[Extracted data entries]
╔══

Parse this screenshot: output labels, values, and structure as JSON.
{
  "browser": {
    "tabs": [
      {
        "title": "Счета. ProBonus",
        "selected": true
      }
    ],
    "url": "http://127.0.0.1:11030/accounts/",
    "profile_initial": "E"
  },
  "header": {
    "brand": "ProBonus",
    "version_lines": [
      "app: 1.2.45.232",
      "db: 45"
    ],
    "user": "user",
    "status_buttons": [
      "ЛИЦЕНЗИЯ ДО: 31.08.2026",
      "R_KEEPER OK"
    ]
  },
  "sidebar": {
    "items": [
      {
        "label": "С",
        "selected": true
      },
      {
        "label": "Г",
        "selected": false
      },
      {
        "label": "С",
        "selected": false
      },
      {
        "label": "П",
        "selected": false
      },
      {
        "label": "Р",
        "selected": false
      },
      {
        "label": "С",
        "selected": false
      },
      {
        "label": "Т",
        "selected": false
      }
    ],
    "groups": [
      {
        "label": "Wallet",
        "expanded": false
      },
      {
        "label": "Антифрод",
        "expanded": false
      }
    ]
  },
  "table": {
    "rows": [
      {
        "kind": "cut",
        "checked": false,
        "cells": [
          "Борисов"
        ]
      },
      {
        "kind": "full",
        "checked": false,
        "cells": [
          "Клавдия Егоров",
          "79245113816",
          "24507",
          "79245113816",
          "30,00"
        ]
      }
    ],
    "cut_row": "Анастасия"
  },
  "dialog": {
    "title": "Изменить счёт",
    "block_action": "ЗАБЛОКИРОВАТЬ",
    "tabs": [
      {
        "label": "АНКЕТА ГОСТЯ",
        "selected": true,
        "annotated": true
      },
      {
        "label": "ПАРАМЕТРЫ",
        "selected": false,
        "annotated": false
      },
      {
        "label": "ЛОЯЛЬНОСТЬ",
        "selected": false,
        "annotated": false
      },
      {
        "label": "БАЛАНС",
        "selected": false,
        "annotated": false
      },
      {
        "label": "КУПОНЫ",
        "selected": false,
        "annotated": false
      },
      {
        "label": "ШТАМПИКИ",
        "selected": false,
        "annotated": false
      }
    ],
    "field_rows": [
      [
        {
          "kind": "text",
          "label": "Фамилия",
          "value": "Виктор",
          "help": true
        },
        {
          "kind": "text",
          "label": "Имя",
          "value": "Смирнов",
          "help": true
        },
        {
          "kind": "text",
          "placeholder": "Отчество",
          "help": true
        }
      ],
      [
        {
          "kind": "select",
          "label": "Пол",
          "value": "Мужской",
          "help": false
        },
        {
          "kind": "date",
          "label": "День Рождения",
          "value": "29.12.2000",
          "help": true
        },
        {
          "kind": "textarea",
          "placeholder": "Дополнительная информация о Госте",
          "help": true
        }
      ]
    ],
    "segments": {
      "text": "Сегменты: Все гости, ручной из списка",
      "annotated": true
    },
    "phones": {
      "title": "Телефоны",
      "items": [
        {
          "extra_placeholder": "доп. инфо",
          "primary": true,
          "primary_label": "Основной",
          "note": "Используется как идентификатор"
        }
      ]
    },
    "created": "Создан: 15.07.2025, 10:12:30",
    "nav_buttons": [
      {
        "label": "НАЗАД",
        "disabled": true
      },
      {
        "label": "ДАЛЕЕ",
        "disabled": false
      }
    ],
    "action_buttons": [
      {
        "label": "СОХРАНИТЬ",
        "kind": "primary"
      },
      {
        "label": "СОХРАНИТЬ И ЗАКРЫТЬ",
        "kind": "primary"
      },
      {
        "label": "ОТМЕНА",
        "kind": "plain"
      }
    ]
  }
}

╚══

__Directions__.
All of the data above should be transcribed exactly.

__Final answer__.
Parse this screenshot: output labels, values, and structure as JSON.
{
  "browser": {
    "tabs": [
      {
        "title": "Счета. ProBonus",
        "selected": true
      }
    ],
    "url": "http://127.0.0.1:11030/accounts/",
    "profile_initial": "E"
  },
  "header": {
    "brand": "ProBonus",
    "version_lines": [
      "app: 1.2.45.232",
      "db: 45"
    ],
    "user": "user",
    "status_buttons": [
      "ЛИЦЕНЗИЯ ДО: 31.08.2026",
      "R_KEEPER OK"
    ]
  },
  "sidebar": {
    "items": [
      {
        "label": "С",
        "selected": true
      },
      {
        "label": "Г",
        "selected": false
      },
      {
        "label": "С",
        "selected": false
      },
      {
        "label": "П",
        "selected": false
      },
      {
        "label": "Р",
        "selected": false
      },
      {
        "label": "С",
        "selected": false
      },
      {
        "label": "Т",
        "selected": false
      }
    ],
    "groups": [
      {
        "label": "Wallet",
        "expanded": false
      },
      {
        "label": "Антифрод",
        "expanded": false
      }
    ]
  },
  "table": {
    "rows": [
      {
        "kind": "cut",
        "checked": false,
        "cells": [
          "Борисов"
        ]
      },
      {
        "kind": "full",
        "checked": false,
        "cells": [
          "Клавдия Егоров",
          "79245113816",
          "24507",
          "79245113816",
          "30,00"
        ]
      }
    ],
    "cut_row": "Анастасия"
  },
  "dialog": {
    "title": "Изменить счёт",
    "block_action": "ЗАБЛОКИРОВАТЬ",
    "tabs": [
      {
        "label": "АНКЕТА ГОСТЯ",
        "selected": true,
        "annotated": true
      },
      {
        "label": "ПАРАМЕТРЫ",
        "selected": false,
        "annotated": false
      },
      {
        "label": "ЛОЯЛЬНОСТЬ",
        "selected": false,
        "annotated": false
      },
      {
        "label": "БАЛАНС",
        "selected": false,
        "annotated": false
      },
      {
        "label": "КУПОНЫ",
        "selected": false,
        "annotated": false
      },
      {
        "label": "ШТАМПИКИ",
        "selected": false,
        "annotated": false
      }
    ],
    "field_rows": [
      [
        {
          "kind": "text",
          "label": "Фамилия",
          "value": "Виктор",
          "help": true
        },
        {
          "kind": "text",
          "label": "Имя",
          "value": "Смирнов",
          "help": true
        },
        {
          "kind": "text",
          "placeholder": "Отчество",
          "help": true
        }
      ],
      [
        {
          "kind": "select",
          "label": "Пол",
          "value": "Мужской",
          "help": false
        },
        {
          "kind": "date",
          "label": "День Рождения",
          "value": "29.12.2000",
          "help": true
        },
        {
          "kind": "textarea",
          "placeholder": "Дополнительная информация о Госте",
          "help": true
        }
      ]
    ],
    "segments": {
      "text": "Сегменты: Все гости, ручной из списка",
      "annotated": true
    },
    "phones": {
      "title": "Телефоны",
      "items": [
        {
          "extra_placeholder": "доп. инфо",
          "primary": true,
          "primary_label": "Основной",
          "note": "Используется как идентификатор"
        }
      ]
    },
    "created": "Создан: 15.07.2025, 10:12:30",
    "nav_buttons": [
      {
        "label": "НАЗАД",
        "disabled": true
      },
      {
        "label": "ДАЛЕЕ",
        "disabled": false
      }
    ],
    "action_buttons": [
      {
        "label": "СОХРАНИТЬ",
        "kind": "primary"
      },
      {
        "label": "СОХРАНИТЬ И ЗАКРЫТЬ",
        "kind": "primary"
      },
      {
        "label": "ОТМЕНА",
        "kind": "plain"
      }
    ]
  }
}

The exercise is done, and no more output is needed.